-- BEGIN Provided data --
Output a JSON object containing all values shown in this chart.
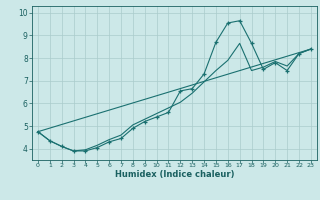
{
  "title": "",
  "xlabel": "Humidex (Indice chaleur)",
  "bg_color": "#cce8e8",
  "grid_color": "#aacccc",
  "line_color": "#1a7070",
  "tick_color": "#1a6060",
  "xlim": [
    -0.5,
    23.5
  ],
  "ylim": [
    3.5,
    10.3
  ],
  "xticks": [
    0,
    1,
    2,
    3,
    4,
    5,
    6,
    7,
    8,
    9,
    10,
    11,
    12,
    13,
    14,
    15,
    16,
    17,
    18,
    19,
    20,
    21,
    22,
    23
  ],
  "yticks": [
    4,
    5,
    6,
    7,
    8,
    9,
    10
  ],
  "line1_x": [
    0,
    1,
    2,
    3,
    4,
    5,
    6,
    7,
    8,
    9,
    10,
    11,
    12,
    13,
    14,
    15,
    16,
    17,
    18,
    19,
    20,
    21,
    22,
    23
  ],
  "line1_y": [
    4.75,
    4.35,
    4.1,
    3.9,
    3.9,
    4.05,
    4.3,
    4.45,
    4.9,
    5.2,
    5.4,
    5.6,
    6.55,
    6.65,
    7.3,
    8.7,
    9.55,
    9.65,
    8.65,
    7.5,
    7.8,
    7.45,
    8.2,
    8.4
  ],
  "line2_x": [
    0,
    1,
    2,
    3,
    4,
    5,
    6,
    7,
    8,
    9,
    10,
    11,
    12,
    13,
    14,
    15,
    16,
    17,
    18,
    19,
    20,
    21,
    22,
    23
  ],
  "line2_y": [
    4.75,
    4.35,
    4.1,
    3.9,
    3.95,
    4.15,
    4.4,
    4.6,
    5.05,
    5.3,
    5.55,
    5.8,
    6.05,
    6.45,
    6.95,
    7.45,
    7.9,
    8.65,
    7.45,
    7.6,
    7.85,
    7.65,
    8.2,
    8.4
  ],
  "line3_x": [
    0,
    23
  ],
  "line3_y": [
    4.75,
    8.4
  ]
}
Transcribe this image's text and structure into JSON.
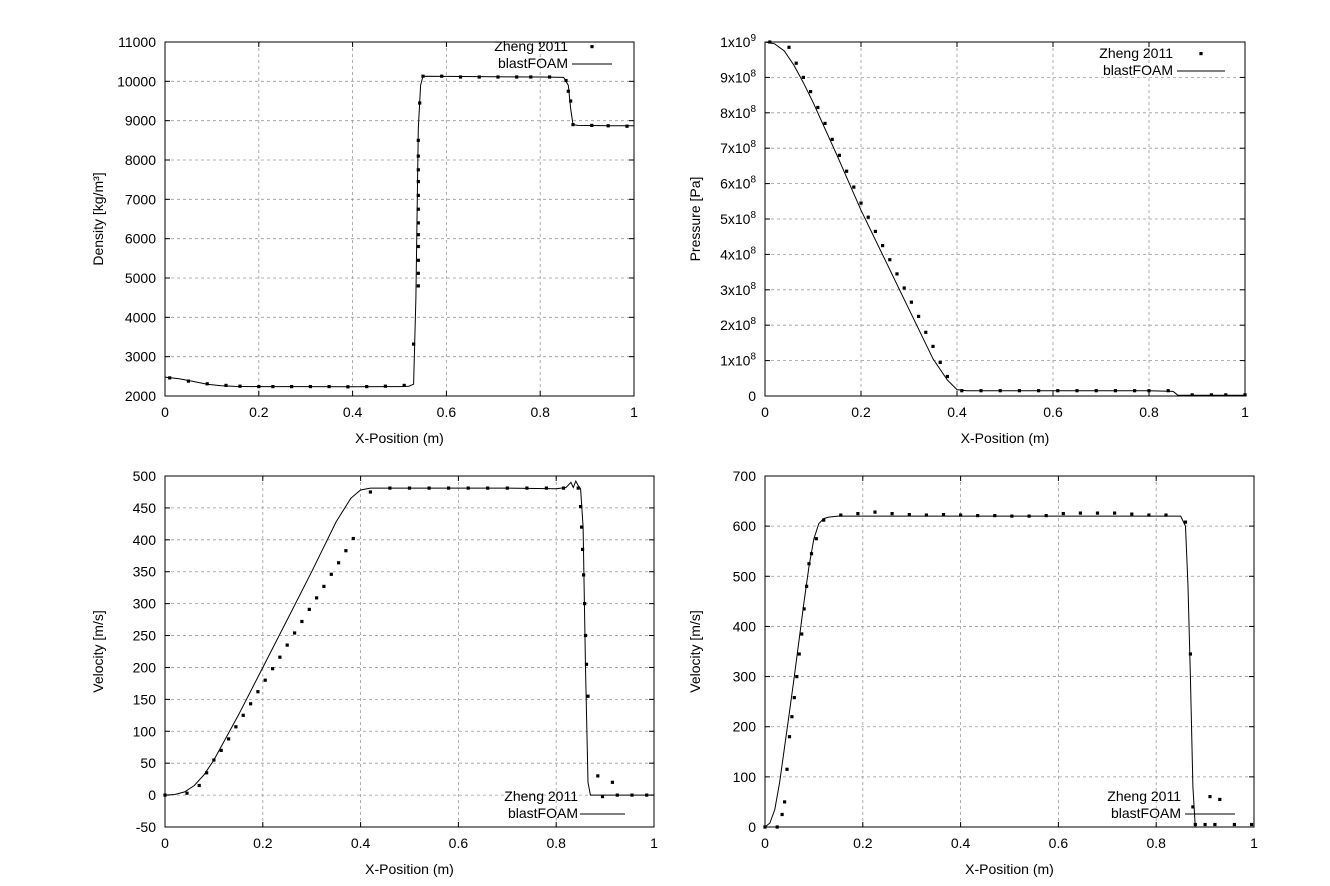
{
  "chart_data": [
    {
      "type": "line",
      "xlabel": "X-Position (m)",
      "ylabel": "Density [kg/m³]",
      "xlim": [
        0,
        1
      ],
      "ylim": [
        2000,
        11000
      ],
      "x_ticks": [
        "0",
        "0.2",
        "0.4",
        "0.6",
        "0.8",
        "1"
      ],
      "y_ticks": [
        "2000",
        "3000",
        "4000",
        "5000",
        "6000",
        "7000",
        "8000",
        "9000",
        "10000",
        "11000"
      ],
      "grid": true,
      "legend_position": "top-right",
      "series": [
        {
          "name": "Zheng 2011",
          "style": "points",
          "x": [
            0.01,
            0.05,
            0.09,
            0.13,
            0.16,
            0.2,
            0.23,
            0.27,
            0.31,
            0.35,
            0.39,
            0.43,
            0.47,
            0.51,
            0.53,
            0.54,
            0.54,
            0.54,
            0.54,
            0.54,
            0.54,
            0.54,
            0.54,
            0.54,
            0.54,
            0.54,
            0.54,
            0.543,
            0.55,
            0.59,
            0.63,
            0.67,
            0.71,
            0.75,
            0.78,
            0.82,
            0.855,
            0.86,
            0.865,
            0.87,
            0.91,
            0.945,
            0.985
          ],
          "y": [
            2460,
            2380,
            2310,
            2270,
            2250,
            2240,
            2240,
            2240,
            2240,
            2240,
            2235,
            2240,
            2250,
            2270,
            3320,
            4800,
            5120,
            5450,
            5800,
            6100,
            6400,
            6750,
            7100,
            7450,
            7750,
            8100,
            8500,
            9450,
            10130,
            10130,
            10110,
            10110,
            10110,
            10110,
            10110,
            10110,
            10020,
            9750,
            9500,
            8900,
            8880,
            8870,
            8860
          ]
        },
        {
          "name": "blastFOAM",
          "style": "line",
          "x": [
            0.0,
            0.03,
            0.06,
            0.09,
            0.12,
            0.15,
            0.2,
            0.3,
            0.4,
            0.5,
            0.52,
            0.53,
            0.535,
            0.54,
            0.545,
            0.55,
            0.6,
            0.7,
            0.8,
            0.85,
            0.86,
            0.865,
            0.87,
            0.88,
            0.95,
            1.0
          ],
          "y": [
            2480,
            2440,
            2370,
            2300,
            2260,
            2245,
            2240,
            2240,
            2235,
            2240,
            2250,
            2300,
            4500,
            8800,
            9900,
            10130,
            10125,
            10115,
            10110,
            10100,
            9900,
            9300,
            8900,
            8880,
            8870,
            8870
          ]
        }
      ]
    },
    {
      "type": "line",
      "xlabel": "X-Position (m)",
      "ylabel": "Pressure [Pa]",
      "xlim": [
        0,
        1
      ],
      "ylim": [
        0,
        1000000000
      ],
      "x_ticks": [
        "0",
        "0.2",
        "0.4",
        "0.6",
        "0.8",
        "1"
      ],
      "y_ticks": [
        "0",
        "1x10^8",
        "2x10^8",
        "3x10^8",
        "4x10^8",
        "5x10^8",
        "6x10^8",
        "7x10^8",
        "8x10^8",
        "9x10^8",
        "1x10^9"
      ],
      "grid": true,
      "legend_position": "top-right",
      "series": [
        {
          "name": "Zheng 2011",
          "style": "points",
          "x": [
            0.01,
            0.05,
            0.065,
            0.08,
            0.095,
            0.11,
            0.125,
            0.14,
            0.155,
            0.17,
            0.185,
            0.2,
            0.215,
            0.23,
            0.245,
            0.26,
            0.275,
            0.29,
            0.305,
            0.32,
            0.335,
            0.35,
            0.365,
            0.38,
            0.41,
            0.45,
            0.49,
            0.53,
            0.57,
            0.61,
            0.65,
            0.69,
            0.73,
            0.77,
            0.8,
            0.84,
            0.89,
            0.93,
            0.96,
            1.0
          ],
          "y": [
            1000000000,
            985000000,
            940000000,
            900000000,
            860000000,
            815000000,
            770000000,
            725000000,
            680000000,
            635000000,
            590000000,
            545000000,
            505000000,
            465000000,
            425000000,
            385000000,
            345000000,
            305000000,
            265000000,
            225000000,
            180000000,
            140000000,
            95000000,
            55000000,
            15000000,
            15000000,
            15000000,
            15000000,
            15000000,
            15000000,
            15000000,
            15000000,
            15000000,
            15000000,
            15000000,
            15000000,
            3000000,
            3000000,
            3000000,
            3000000
          ]
        },
        {
          "name": "blastFOAM",
          "style": "line",
          "x": [
            0.0,
            0.02,
            0.04,
            0.06,
            0.08,
            0.1,
            0.15,
            0.2,
            0.25,
            0.3,
            0.35,
            0.38,
            0.4,
            0.42,
            0.5,
            0.6,
            0.7,
            0.8,
            0.85,
            0.855,
            0.86,
            0.9,
            1.0
          ],
          "y": [
            1000000000,
            995000000,
            975000000,
            935000000,
            885000000,
            830000000,
            680000000,
            525000000,
            385000000,
            245000000,
            105000000,
            45000000,
            18000000,
            15000000,
            15000000,
            15000000,
            15000000,
            15000000,
            13000000,
            8000000,
            2000000,
            2000000,
            2000000
          ]
        }
      ]
    },
    {
      "type": "line",
      "xlabel": "X-Position (m)",
      "ylabel": "Velocity [m/s]",
      "xlim": [
        0,
        1
      ],
      "ylim": [
        -50,
        500
      ],
      "x_ticks": [
        "0",
        "0.2",
        "0.4",
        "0.6",
        "0.8",
        "1"
      ],
      "y_ticks": [
        "-50",
        "0",
        "50",
        "100",
        "150",
        "200",
        "250",
        "300",
        "350",
        "400",
        "450",
        "500"
      ],
      "grid": true,
      "legend_position": "bottom-right",
      "series": [
        {
          "name": "Zheng 2011",
          "style": "points",
          "x": [
            0.0,
            0.045,
            0.07,
            0.085,
            0.1,
            0.115,
            0.13,
            0.145,
            0.16,
            0.175,
            0.19,
            0.205,
            0.22,
            0.235,
            0.25,
            0.265,
            0.28,
            0.295,
            0.31,
            0.325,
            0.34,
            0.355,
            0.37,
            0.385,
            0.42,
            0.46,
            0.5,
            0.54,
            0.58,
            0.62,
            0.66,
            0.7,
            0.74,
            0.78,
            0.815,
            0.845,
            0.85,
            0.852,
            0.854,
            0.856,
            0.858,
            0.86,
            0.862,
            0.865,
            0.885,
            0.915,
            0.925,
            0.955,
            0.985
          ],
          "y": [
            0,
            3,
            15,
            35,
            55,
            70,
            88,
            107,
            125,
            143,
            162,
            180,
            198,
            216,
            235,
            254,
            272,
            291,
            309,
            327,
            346,
            364,
            383,
            402,
            475,
            481,
            481,
            481,
            481,
            481,
            481,
            481,
            481,
            481,
            481,
            481,
            452,
            420,
            385,
            345,
            300,
            250,
            205,
            155,
            30,
            20,
            0,
            0,
            0
          ]
        },
        {
          "name": "blastFOAM",
          "style": "line",
          "x": [
            0.0,
            0.02,
            0.04,
            0.06,
            0.08,
            0.1,
            0.15,
            0.2,
            0.25,
            0.3,
            0.35,
            0.38,
            0.4,
            0.42,
            0.5,
            0.6,
            0.7,
            0.8,
            0.82,
            0.83,
            0.835,
            0.84,
            0.845,
            0.85,
            0.855,
            0.86,
            0.865,
            0.87,
            0.9,
            1.0
          ],
          "y": [
            0,
            1,
            5,
            15,
            32,
            55,
            125,
            200,
            275,
            350,
            428,
            465,
            478,
            481,
            481,
            481,
            481,
            480,
            482,
            490,
            482,
            492,
            485,
            480,
            420,
            200,
            20,
            0,
            0,
            0
          ]
        }
      ]
    },
    {
      "type": "line",
      "xlabel": "X-Position (m)",
      "ylabel": "Velocity [m/s]",
      "xlim": [
        0,
        1
      ],
      "ylim": [
        0,
        700
      ],
      "x_ticks": [
        "0",
        "0.2",
        "0.4",
        "0.6",
        "0.8",
        "1"
      ],
      "y_ticks": [
        "0",
        "100",
        "200",
        "300",
        "400",
        "500",
        "600",
        "700"
      ],
      "grid": true,
      "legend_position": "bottom-right",
      "series": [
        {
          "name": "Zheng 2011",
          "style": "points",
          "x": [
            0.0,
            0.025,
            0.035,
            0.04,
            0.045,
            0.05,
            0.055,
            0.06,
            0.065,
            0.07,
            0.075,
            0.08,
            0.085,
            0.09,
            0.095,
            0.105,
            0.12,
            0.155,
            0.19,
            0.225,
            0.26,
            0.295,
            0.33,
            0.365,
            0.4,
            0.435,
            0.47,
            0.505,
            0.54,
            0.575,
            0.61,
            0.645,
            0.68,
            0.715,
            0.75,
            0.785,
            0.82,
            0.86,
            0.87,
            0.875,
            0.88,
            0.9,
            0.92,
            0.93,
            0.96,
            0.995
          ],
          "y": [
            0,
            0,
            25,
            50,
            115,
            180,
            220,
            258,
            300,
            345,
            385,
            435,
            480,
            525,
            545,
            575,
            612,
            622,
            625,
            628,
            625,
            623,
            622,
            623,
            622,
            621,
            621,
            620,
            620,
            621,
            625,
            626,
            626,
            626,
            624,
            622,
            622,
            608,
            345,
            40,
            5,
            5,
            5,
            55,
            5,
            5
          ]
        },
        {
          "name": "blastFOAM",
          "style": "line",
          "x": [
            0.0,
            0.01,
            0.02,
            0.03,
            0.04,
            0.05,
            0.06,
            0.07,
            0.08,
            0.09,
            0.1,
            0.11,
            0.12,
            0.13,
            0.15,
            0.2,
            0.4,
            0.6,
            0.8,
            0.85,
            0.86,
            0.865,
            0.87,
            0.875,
            0.88,
            0.9,
            1.0
          ],
          "y": [
            0,
            8,
            35,
            90,
            160,
            230,
            300,
            375,
            450,
            520,
            575,
            605,
            615,
            618,
            620,
            620,
            620,
            620,
            620,
            620,
            600,
            480,
            300,
            80,
            0,
            0,
            0
          ]
        }
      ]
    }
  ]
}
-- END Provided data --
Task requirements
Return from the data every line that holds "JSON".

Solution to this exercise
Output a JSON object containing all values shown in this chart.
Transcribe this image's text and structure into JSON.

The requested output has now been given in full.